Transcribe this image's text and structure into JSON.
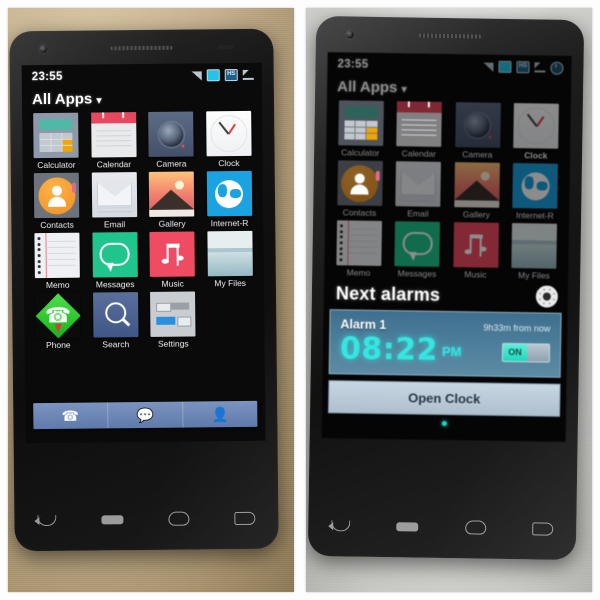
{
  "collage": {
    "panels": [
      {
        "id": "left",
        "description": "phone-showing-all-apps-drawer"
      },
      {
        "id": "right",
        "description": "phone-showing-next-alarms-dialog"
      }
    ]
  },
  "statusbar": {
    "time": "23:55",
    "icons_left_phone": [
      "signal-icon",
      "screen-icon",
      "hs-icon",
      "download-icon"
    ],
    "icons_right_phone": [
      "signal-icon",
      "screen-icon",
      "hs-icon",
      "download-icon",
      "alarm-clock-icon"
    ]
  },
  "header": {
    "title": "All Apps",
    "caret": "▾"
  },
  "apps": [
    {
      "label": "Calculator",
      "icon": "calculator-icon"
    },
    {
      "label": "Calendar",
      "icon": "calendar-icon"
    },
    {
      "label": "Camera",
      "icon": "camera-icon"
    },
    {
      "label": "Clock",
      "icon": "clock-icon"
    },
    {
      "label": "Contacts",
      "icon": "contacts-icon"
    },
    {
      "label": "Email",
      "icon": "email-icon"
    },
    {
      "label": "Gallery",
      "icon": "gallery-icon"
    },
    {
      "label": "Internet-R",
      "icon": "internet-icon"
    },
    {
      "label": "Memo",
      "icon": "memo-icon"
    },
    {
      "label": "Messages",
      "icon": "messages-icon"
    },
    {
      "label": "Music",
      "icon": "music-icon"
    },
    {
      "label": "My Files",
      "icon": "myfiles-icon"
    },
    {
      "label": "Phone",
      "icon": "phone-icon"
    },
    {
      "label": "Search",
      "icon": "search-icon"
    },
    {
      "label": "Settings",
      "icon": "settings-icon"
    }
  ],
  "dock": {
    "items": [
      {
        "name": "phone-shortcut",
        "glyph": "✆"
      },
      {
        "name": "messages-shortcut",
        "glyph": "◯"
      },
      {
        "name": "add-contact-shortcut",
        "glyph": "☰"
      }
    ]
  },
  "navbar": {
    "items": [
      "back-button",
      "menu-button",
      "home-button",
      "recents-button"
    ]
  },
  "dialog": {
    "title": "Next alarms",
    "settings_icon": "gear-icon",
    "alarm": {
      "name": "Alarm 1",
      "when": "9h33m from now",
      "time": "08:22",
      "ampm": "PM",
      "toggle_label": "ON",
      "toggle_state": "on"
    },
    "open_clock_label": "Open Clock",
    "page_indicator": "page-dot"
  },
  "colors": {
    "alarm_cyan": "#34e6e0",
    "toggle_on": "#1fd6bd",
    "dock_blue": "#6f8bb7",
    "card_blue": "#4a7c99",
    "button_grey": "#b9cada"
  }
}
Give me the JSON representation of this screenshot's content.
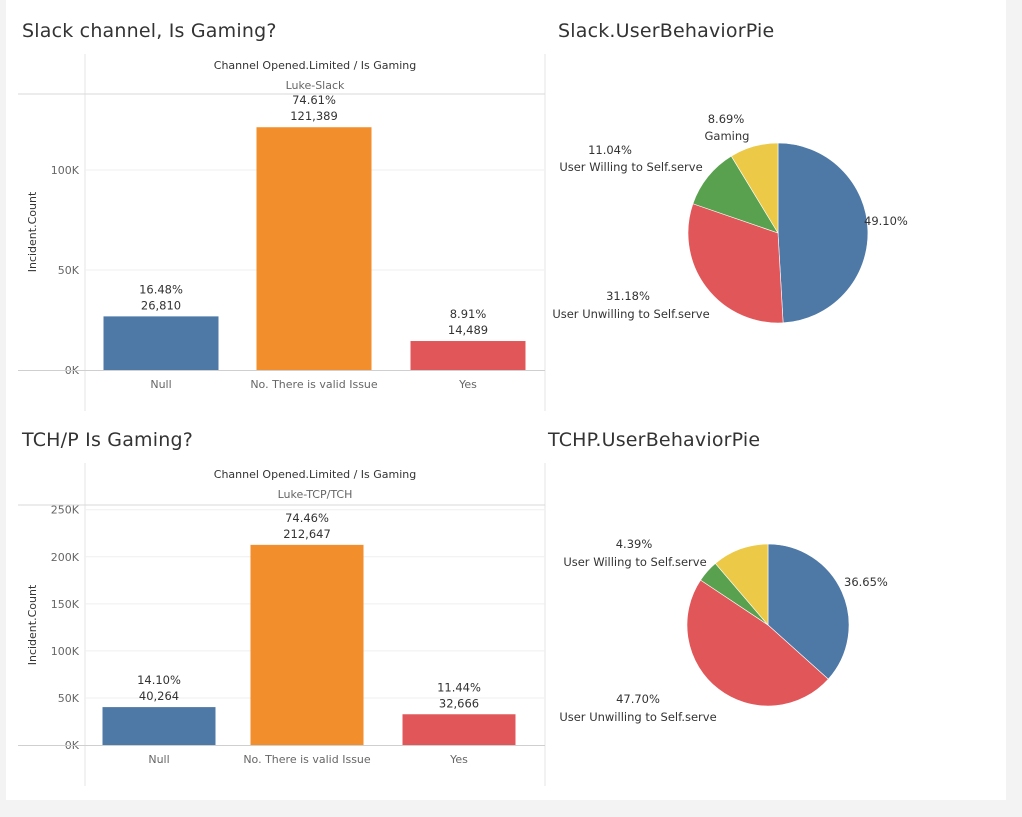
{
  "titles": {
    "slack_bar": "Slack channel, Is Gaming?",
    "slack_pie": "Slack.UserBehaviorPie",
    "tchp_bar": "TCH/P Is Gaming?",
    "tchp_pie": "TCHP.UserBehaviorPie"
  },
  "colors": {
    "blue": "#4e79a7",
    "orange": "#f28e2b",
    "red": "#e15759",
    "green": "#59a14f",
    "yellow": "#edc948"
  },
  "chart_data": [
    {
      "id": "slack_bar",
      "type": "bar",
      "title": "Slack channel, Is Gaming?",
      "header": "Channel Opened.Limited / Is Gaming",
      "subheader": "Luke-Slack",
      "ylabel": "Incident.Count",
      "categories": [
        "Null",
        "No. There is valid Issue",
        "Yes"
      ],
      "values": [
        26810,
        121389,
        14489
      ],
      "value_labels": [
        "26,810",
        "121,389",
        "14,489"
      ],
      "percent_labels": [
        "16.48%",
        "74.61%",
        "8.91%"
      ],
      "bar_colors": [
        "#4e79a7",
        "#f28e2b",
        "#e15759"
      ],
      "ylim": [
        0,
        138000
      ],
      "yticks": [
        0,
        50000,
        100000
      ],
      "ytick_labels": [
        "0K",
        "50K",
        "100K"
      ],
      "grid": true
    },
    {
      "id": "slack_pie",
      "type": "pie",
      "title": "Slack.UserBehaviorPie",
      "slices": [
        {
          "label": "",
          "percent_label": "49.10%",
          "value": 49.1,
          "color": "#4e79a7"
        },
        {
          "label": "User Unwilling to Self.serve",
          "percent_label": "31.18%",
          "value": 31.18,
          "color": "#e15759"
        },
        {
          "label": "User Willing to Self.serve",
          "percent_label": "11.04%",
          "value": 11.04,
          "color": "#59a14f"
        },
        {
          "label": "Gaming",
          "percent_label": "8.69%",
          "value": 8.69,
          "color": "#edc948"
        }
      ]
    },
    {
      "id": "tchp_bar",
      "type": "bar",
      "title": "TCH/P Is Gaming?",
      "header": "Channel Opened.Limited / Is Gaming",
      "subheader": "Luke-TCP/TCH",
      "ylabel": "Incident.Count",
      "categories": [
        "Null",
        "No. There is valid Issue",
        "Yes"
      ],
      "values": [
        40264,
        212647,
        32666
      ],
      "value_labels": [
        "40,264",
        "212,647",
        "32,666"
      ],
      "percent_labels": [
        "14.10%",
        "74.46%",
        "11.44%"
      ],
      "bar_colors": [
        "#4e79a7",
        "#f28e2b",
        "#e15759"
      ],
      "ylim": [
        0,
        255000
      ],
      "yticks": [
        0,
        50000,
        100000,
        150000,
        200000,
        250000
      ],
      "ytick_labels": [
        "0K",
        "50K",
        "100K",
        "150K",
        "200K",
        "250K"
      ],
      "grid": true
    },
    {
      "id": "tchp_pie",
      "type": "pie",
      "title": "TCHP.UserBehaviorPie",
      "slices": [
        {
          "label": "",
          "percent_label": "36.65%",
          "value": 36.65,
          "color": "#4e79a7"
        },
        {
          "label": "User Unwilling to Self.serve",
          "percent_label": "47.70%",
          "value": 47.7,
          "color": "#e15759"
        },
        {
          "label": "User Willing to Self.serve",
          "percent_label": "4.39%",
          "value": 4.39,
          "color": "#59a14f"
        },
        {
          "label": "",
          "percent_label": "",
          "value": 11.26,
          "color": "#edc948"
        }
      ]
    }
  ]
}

What the exercise asks:
Can you restate all the records above word for word while dropping the pictures?

The solution:
Transcribe this image's text and structure into JSON.
{
  "collage": {
    "panels": [
      {
        "id": "left",
        "description": "phone-showing-all-apps-drawer"
      },
      {
        "id": "right",
        "description": "phone-showing-next-alarms-dialog"
      }
    ]
  },
  "statusbar": {
    "time": "23:55",
    "icons_left_phone": [
      "signal-icon",
      "screen-icon",
      "hs-icon",
      "download-icon"
    ],
    "icons_right_phone": [
      "signal-icon",
      "screen-icon",
      "hs-icon",
      "download-icon",
      "alarm-clock-icon"
    ]
  },
  "header": {
    "title": "All Apps",
    "caret": "▾"
  },
  "apps": [
    {
      "label": "Calculator",
      "icon": "calculator-icon"
    },
    {
      "label": "Calendar",
      "icon": "calendar-icon"
    },
    {
      "label": "Camera",
      "icon": "camera-icon"
    },
    {
      "label": "Clock",
      "icon": "clock-icon"
    },
    {
      "label": "Contacts",
      "icon": "contacts-icon"
    },
    {
      "label": "Email",
      "icon": "email-icon"
    },
    {
      "label": "Gallery",
      "icon": "gallery-icon"
    },
    {
      "label": "Internet-R",
      "icon": "internet-icon"
    },
    {
      "label": "Memo",
      "icon": "memo-icon"
    },
    {
      "label": "Messages",
      "icon": "messages-icon"
    },
    {
      "label": "Music",
      "icon": "music-icon"
    },
    {
      "label": "My Files",
      "icon": "myfiles-icon"
    },
    {
      "label": "Phone",
      "icon": "phone-icon"
    },
    {
      "label": "Search",
      "icon": "search-icon"
    },
    {
      "label": "Settings",
      "icon": "settings-icon"
    }
  ],
  "dock": {
    "items": [
      {
        "name": "phone-shortcut",
        "glyph": "✆"
      },
      {
        "name": "messages-shortcut",
        "glyph": "◯"
      },
      {
        "name": "add-contact-shortcut",
        "glyph": "☰"
      }
    ]
  },
  "navbar": {
    "items": [
      "back-button",
      "menu-button",
      "home-button",
      "recents-button"
    ]
  },
  "dialog": {
    "title": "Next alarms",
    "settings_icon": "gear-icon",
    "alarm": {
      "name": "Alarm 1",
      "when": "9h33m from now",
      "time": "08:22",
      "ampm": "PM",
      "toggle_label": "ON",
      "toggle_state": "on"
    },
    "open_clock_label": "Open Clock",
    "page_indicator": "page-dot"
  },
  "colors": {
    "alarm_cyan": "#34e6e0",
    "toggle_on": "#1fd6bd",
    "dock_blue": "#6f8bb7",
    "card_blue": "#4a7c99",
    "button_grey": "#b9cada"
  }
}
Give me the JSON representation of this screenshot's content.
{
  "titles": {
    "slack_bar": "Slack channel, Is Gaming?",
    "slack_pie": "Slack.UserBehaviorPie",
    "tchp_bar": "TCH/P Is Gaming?",
    "tchp_pie": "TCHP.UserBehaviorPie"
  },
  "colors": {
    "blue": "#4e79a7",
    "orange": "#f28e2b",
    "red": "#e15759",
    "green": "#59a14f",
    "yellow": "#edc948"
  },
  "chart_data": [
    {
      "id": "slack_bar",
      "type": "bar",
      "title": "Slack channel, Is Gaming?",
      "header": "Channel Opened.Limited / Is Gaming",
      "subheader": "Luke-Slack",
      "ylabel": "Incident.Count",
      "categories": [
        "Null",
        "No. There is valid Issue",
        "Yes"
      ],
      "values": [
        26810,
        121389,
        14489
      ],
      "value_labels": [
        "26,810",
        "121,389",
        "14,489"
      ],
      "percent_labels": [
        "16.48%",
        "74.61%",
        "8.91%"
      ],
      "bar_colors": [
        "#4e79a7",
        "#f28e2b",
        "#e15759"
      ],
      "ylim": [
        0,
        138000
      ],
      "yticks": [
        0,
        50000,
        100000
      ],
      "ytick_labels": [
        "0K",
        "50K",
        "100K"
      ],
      "grid": true
    },
    {
      "id": "slack_pie",
      "type": "pie",
      "title": "Slack.UserBehaviorPie",
      "slices": [
        {
          "label": "",
          "percent_label": "49.10%",
          "value": 49.1,
          "color": "#4e79a7"
        },
        {
          "label": "User Unwilling to Self.serve",
          "percent_label": "31.18%",
          "value": 31.18,
          "color": "#e15759"
        },
        {
          "label": "User Willing to Self.serve",
          "percent_label": "11.04%",
          "value": 11.04,
          "color": "#59a14f"
        },
        {
          "label": "Gaming",
          "percent_label": "8.69%",
          "value": 8.69,
          "color": "#edc948"
        }
      ]
    },
    {
      "id": "tchp_bar",
      "type": "bar",
      "title": "TCH/P Is Gaming?",
      "header": "Channel Opened.Limited / Is Gaming",
      "subheader": "Luke-TCP/TCH",
      "ylabel": "Incident.Count",
      "categories": [
        "Null",
        "No. There is valid Issue",
        "Yes"
      ],
      "values": [
        40264,
        212647,
        32666
      ],
      "value_labels": [
        "40,264",
        "212,647",
        "32,666"
      ],
      "percent_labels": [
        "14.10%",
        "74.46%",
        "11.44%"
      ],
      "bar_colors": [
        "#4e79a7",
        "#f28e2b",
        "#e15759"
      ],
      "ylim": [
        0,
        255000
      ],
      "yticks": [
        0,
        50000,
        100000,
        150000,
        200000,
        250000
      ],
      "ytick_labels": [
        "0K",
        "50K",
        "100K",
        "150K",
        "200K",
        "250K"
      ],
      "grid": true
    },
    {
      "id": "tchp_pie",
      "type": "pie",
      "title": "TCHP.UserBehaviorPie",
      "slices": [
        {
          "label": "",
          "percent_label": "36.65%",
          "value": 36.65,
          "color": "#4e79a7"
        },
        {
          "label": "User Unwilling to Self.serve",
          "percent_label": "47.70%",
          "value": 47.7,
          "color": "#e15759"
        },
        {
          "label": "User Willing to Self.serve",
          "percent_label": "4.39%",
          "value": 4.39,
          "color": "#59a14f"
        },
        {
          "label": "",
          "percent_label": "",
          "value": 11.26,
          "color": "#edc948"
        }
      ]
    }
  ]
}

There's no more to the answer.